Records about charts and figures
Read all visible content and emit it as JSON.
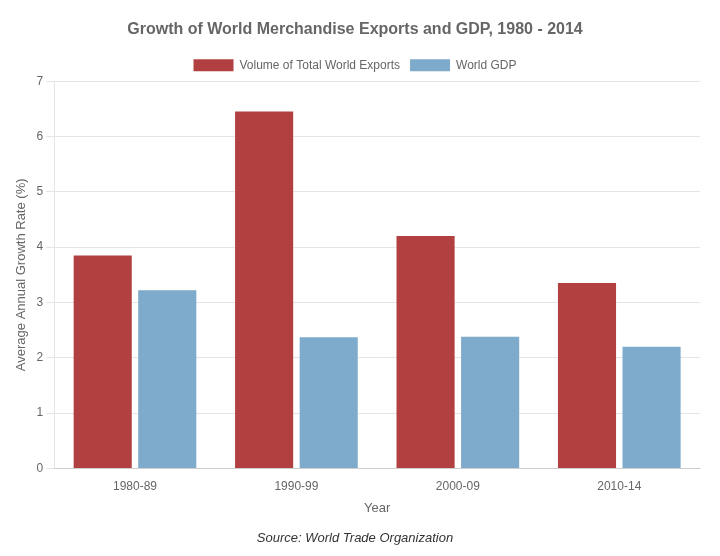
{
  "chart_data": {
    "type": "bar",
    "title": "Growth of World Merchandise Exports and GDP, 1980 - 2014",
    "xlabel": "Year",
    "ylabel": "Average Annual Growth Rate (%)",
    "categories": [
      "1980-89",
      "1990-99",
      "2000-09",
      "2010-14"
    ],
    "series": [
      {
        "name": "Volume of Total World Exports",
        "color": "#b34040",
        "values": [
          3.85,
          6.45,
          4.2,
          3.35
        ]
      },
      {
        "name": "World GDP",
        "color": "#7eaacb",
        "values": [
          3.22,
          2.37,
          2.38,
          2.2
        ]
      }
    ],
    "ylim": [
      0,
      7
    ],
    "yticks": [
      0,
      1,
      2,
      3,
      4,
      5,
      6,
      7
    ],
    "grid": true,
    "legend": "top",
    "annotations": [
      "Source: World Trade Organization"
    ]
  }
}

What you should do ->
Reproduce all of the entries word for word, skipping any pictures they hold.

The answer ->
Read all visible content and emit it as JSON.
{
  "chart_data": {
    "type": "bar",
    "title": "Growth of World Merchandise Exports and GDP, 1980 - 2014",
    "xlabel": "Year",
    "ylabel": "Average Annual Growth Rate (%)",
    "categories": [
      "1980-89",
      "1990-99",
      "2000-09",
      "2010-14"
    ],
    "series": [
      {
        "name": "Volume of Total World Exports",
        "color": "#b34040",
        "values": [
          3.85,
          6.45,
          4.2,
          3.35
        ]
      },
      {
        "name": "World GDP",
        "color": "#7eaacb",
        "values": [
          3.22,
          2.37,
          2.38,
          2.2
        ]
      }
    ],
    "ylim": [
      0,
      7
    ],
    "yticks": [
      0,
      1,
      2,
      3,
      4,
      5,
      6,
      7
    ],
    "grid": true,
    "legend": "top",
    "annotations": [
      "Source: World Trade Organization"
    ]
  }
}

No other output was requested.